## Begin Given records

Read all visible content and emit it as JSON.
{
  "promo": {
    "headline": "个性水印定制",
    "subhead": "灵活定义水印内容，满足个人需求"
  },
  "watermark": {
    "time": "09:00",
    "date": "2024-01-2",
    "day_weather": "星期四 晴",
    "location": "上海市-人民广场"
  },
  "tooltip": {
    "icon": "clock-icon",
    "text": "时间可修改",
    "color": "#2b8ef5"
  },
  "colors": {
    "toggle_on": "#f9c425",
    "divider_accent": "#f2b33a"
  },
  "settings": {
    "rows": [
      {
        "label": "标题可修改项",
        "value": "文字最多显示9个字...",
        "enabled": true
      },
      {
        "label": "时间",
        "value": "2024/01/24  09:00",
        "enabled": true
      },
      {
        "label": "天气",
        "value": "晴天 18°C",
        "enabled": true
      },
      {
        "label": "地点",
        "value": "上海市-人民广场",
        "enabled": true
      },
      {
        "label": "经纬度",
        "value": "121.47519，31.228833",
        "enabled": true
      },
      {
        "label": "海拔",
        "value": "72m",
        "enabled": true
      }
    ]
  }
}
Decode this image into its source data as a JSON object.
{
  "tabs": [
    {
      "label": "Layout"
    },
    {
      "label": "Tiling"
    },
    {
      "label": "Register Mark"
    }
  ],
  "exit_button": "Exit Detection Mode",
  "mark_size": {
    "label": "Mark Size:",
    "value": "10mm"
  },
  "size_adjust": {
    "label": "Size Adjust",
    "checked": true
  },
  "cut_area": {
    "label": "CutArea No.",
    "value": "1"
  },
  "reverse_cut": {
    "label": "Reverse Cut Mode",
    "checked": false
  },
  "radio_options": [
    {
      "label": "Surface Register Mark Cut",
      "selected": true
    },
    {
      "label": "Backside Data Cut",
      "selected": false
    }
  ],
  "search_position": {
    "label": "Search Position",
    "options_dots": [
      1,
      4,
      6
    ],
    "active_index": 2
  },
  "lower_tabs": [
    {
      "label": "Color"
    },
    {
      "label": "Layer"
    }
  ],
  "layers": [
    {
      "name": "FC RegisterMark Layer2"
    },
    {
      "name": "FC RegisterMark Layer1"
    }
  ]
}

## End Given records

The task ▸ Each line of the material must be restated exactly.

The response ▸
Read all visible content and emit it as JSON.
{
  "promo": {
    "headline": "个性水印定制",
    "subhead": "灵活定义水印内容，满足个人需求"
  },
  "watermark": {
    "time": "09:00",
    "date": "2024-01-2",
    "day_weather": "星期四 晴",
    "location": "上海市-人民广场"
  },
  "tooltip": {
    "icon": "clock-icon",
    "text": "时间可修改",
    "color": "#2b8ef5"
  },
  "colors": {
    "toggle_on": "#f9c425",
    "divider_accent": "#f2b33a"
  },
  "settings": {
    "rows": [
      {
        "label": "标题可修改项",
        "value": "文字最多显示9个字...",
        "enabled": true
      },
      {
        "label": "时间",
        "value": "2024/01/24  09:00",
        "enabled": true
      },
      {
        "label": "天气",
        "value": "晴天 18°C",
        "enabled": true
      },
      {
        "label": "地点",
        "value": "上海市-人民广场",
        "enabled": true
      },
      {
        "label": "经纬度",
        "value": "121.47519，31.228833",
        "enabled": true
      },
      {
        "label": "海拔",
        "value": "72m",
        "enabled": true
      }
    ]
  }
}
Decode this image into its source data as a JSON object.
{
  "tabs": [
    {
      "label": "Layout"
    },
    {
      "label": "Tiling"
    },
    {
      "label": "Register Mark"
    }
  ],
  "exit_button": "Exit Detection Mode",
  "mark_size": {
    "label": "Mark Size:",
    "value": "10mm"
  },
  "size_adjust": {
    "label": "Size Adjust",
    "checked": true
  },
  "cut_area": {
    "label": "CutArea No.",
    "value": "1"
  },
  "reverse_cut": {
    "label": "Reverse Cut Mode",
    "checked": false
  },
  "radio_options": [
    {
      "label": "Surface Register Mark Cut",
      "selected": true
    },
    {
      "label": "Backside Data Cut",
      "selected": false
    }
  ],
  "search_position": {
    "label": "Search Position",
    "options_dots": [
      1,
      4,
      6
    ],
    "active_index": 2
  },
  "lower_tabs": [
    {
      "label": "Color"
    },
    {
      "label": "Layer"
    }
  ],
  "layers": [
    {
      "name": "FC RegisterMark Layer2"
    },
    {
      "name": "FC RegisterMark Layer1"
    }
  ]
}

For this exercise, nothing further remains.